» **Data shown**

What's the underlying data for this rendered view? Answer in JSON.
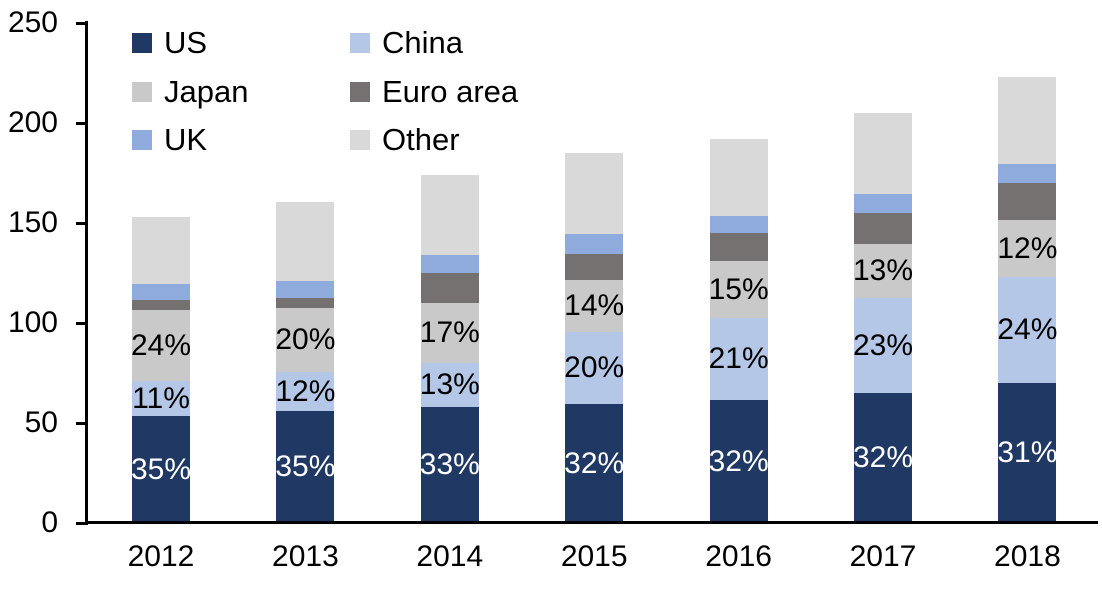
{
  "chart_data": {
    "type": "bar",
    "stacked": true,
    "title": "",
    "xlabel": "",
    "ylabel": "",
    "categories": [
      "2012",
      "2013",
      "2014",
      "2015",
      "2016",
      "2017",
      "2018"
    ],
    "series": [
      {
        "name": "US",
        "color": "#1F3864",
        "label_color": "#FFFFFF",
        "values": [
          53.5,
          56,
          58,
          59.5,
          61.5,
          65,
          70
        ],
        "labels": [
          "35%",
          "35%",
          "33%",
          "32%",
          "32%",
          "32%",
          "31%"
        ]
      },
      {
        "name": "China",
        "color": "#B4C7E7",
        "label_color": "#000000",
        "values": [
          17.5,
          19.5,
          22,
          36,
          41,
          47.5,
          53
        ],
        "labels": [
          "11%",
          "12%",
          "13%",
          "20%",
          "21%",
          "23%",
          "24%"
        ]
      },
      {
        "name": "Japan",
        "color": "#C9C9C9",
        "label_color": "#000000",
        "values": [
          35.5,
          32,
          30,
          26,
          28.5,
          27,
          28.5
        ],
        "labels": [
          "24%",
          "20%",
          "17%",
          "14%",
          "15%",
          "13%",
          "12%"
        ]
      },
      {
        "name": "Euro area",
        "color": "#767171",
        "label_color": "#000000",
        "values": [
          5,
          5,
          15,
          13,
          14,
          15.5,
          18.5
        ],
        "labels": null
      },
      {
        "name": "UK",
        "color": "#8FAADC",
        "label_color": "#000000",
        "values": [
          8,
          8.5,
          9,
          10,
          8.5,
          9.5,
          9.5
        ],
        "labels": null
      },
      {
        "name": "Other",
        "color": "#D9D9D9",
        "label_color": "#000000",
        "values": [
          33.5,
          39.5,
          40,
          40.5,
          38.5,
          40.5,
          43.5
        ],
        "labels": null
      }
    ],
    "totals": [
      153,
      160.5,
      174,
      185,
      192,
      205,
      223
    ],
    "ylim": [
      0,
      250
    ],
    "yticks": [
      0,
      50,
      100,
      150,
      200,
      250
    ],
    "grid": false,
    "legend_position": "top-left",
    "legend_columns": 2,
    "axis_color": "#000000",
    "background_color": "#FFFFFF"
  }
}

» **What is needed**
Copy the records above exactly, omitting every picture.

» **Exercise output**
What's the underlying data for this rendered view? Answer in JSON.
{
  "chart_data": {
    "type": "bar",
    "stacked": true,
    "title": "",
    "xlabel": "",
    "ylabel": "",
    "categories": [
      "2012",
      "2013",
      "2014",
      "2015",
      "2016",
      "2017",
      "2018"
    ],
    "series": [
      {
        "name": "US",
        "color": "#1F3864",
        "label_color": "#FFFFFF",
        "values": [
          53.5,
          56,
          58,
          59.5,
          61.5,
          65,
          70
        ],
        "labels": [
          "35%",
          "35%",
          "33%",
          "32%",
          "32%",
          "32%",
          "31%"
        ]
      },
      {
        "name": "China",
        "color": "#B4C7E7",
        "label_color": "#000000",
        "values": [
          17.5,
          19.5,
          22,
          36,
          41,
          47.5,
          53
        ],
        "labels": [
          "11%",
          "12%",
          "13%",
          "20%",
          "21%",
          "23%",
          "24%"
        ]
      },
      {
        "name": "Japan",
        "color": "#C9C9C9",
        "label_color": "#000000",
        "values": [
          35.5,
          32,
          30,
          26,
          28.5,
          27,
          28.5
        ],
        "labels": [
          "24%",
          "20%",
          "17%",
          "14%",
          "15%",
          "13%",
          "12%"
        ]
      },
      {
        "name": "Euro area",
        "color": "#767171",
        "label_color": "#000000",
        "values": [
          5,
          5,
          15,
          13,
          14,
          15.5,
          18.5
        ],
        "labels": null
      },
      {
        "name": "UK",
        "color": "#8FAADC",
        "label_color": "#000000",
        "values": [
          8,
          8.5,
          9,
          10,
          8.5,
          9.5,
          9.5
        ],
        "labels": null
      },
      {
        "name": "Other",
        "color": "#D9D9D9",
        "label_color": "#000000",
        "values": [
          33.5,
          39.5,
          40,
          40.5,
          38.5,
          40.5,
          43.5
        ],
        "labels": null
      }
    ],
    "totals": [
      153,
      160.5,
      174,
      185,
      192,
      205,
      223
    ],
    "ylim": [
      0,
      250
    ],
    "yticks": [
      0,
      50,
      100,
      150,
      200,
      250
    ],
    "grid": false,
    "legend_position": "top-left",
    "legend_columns": 2,
    "axis_color": "#000000",
    "background_color": "#FFFFFF"
  }
}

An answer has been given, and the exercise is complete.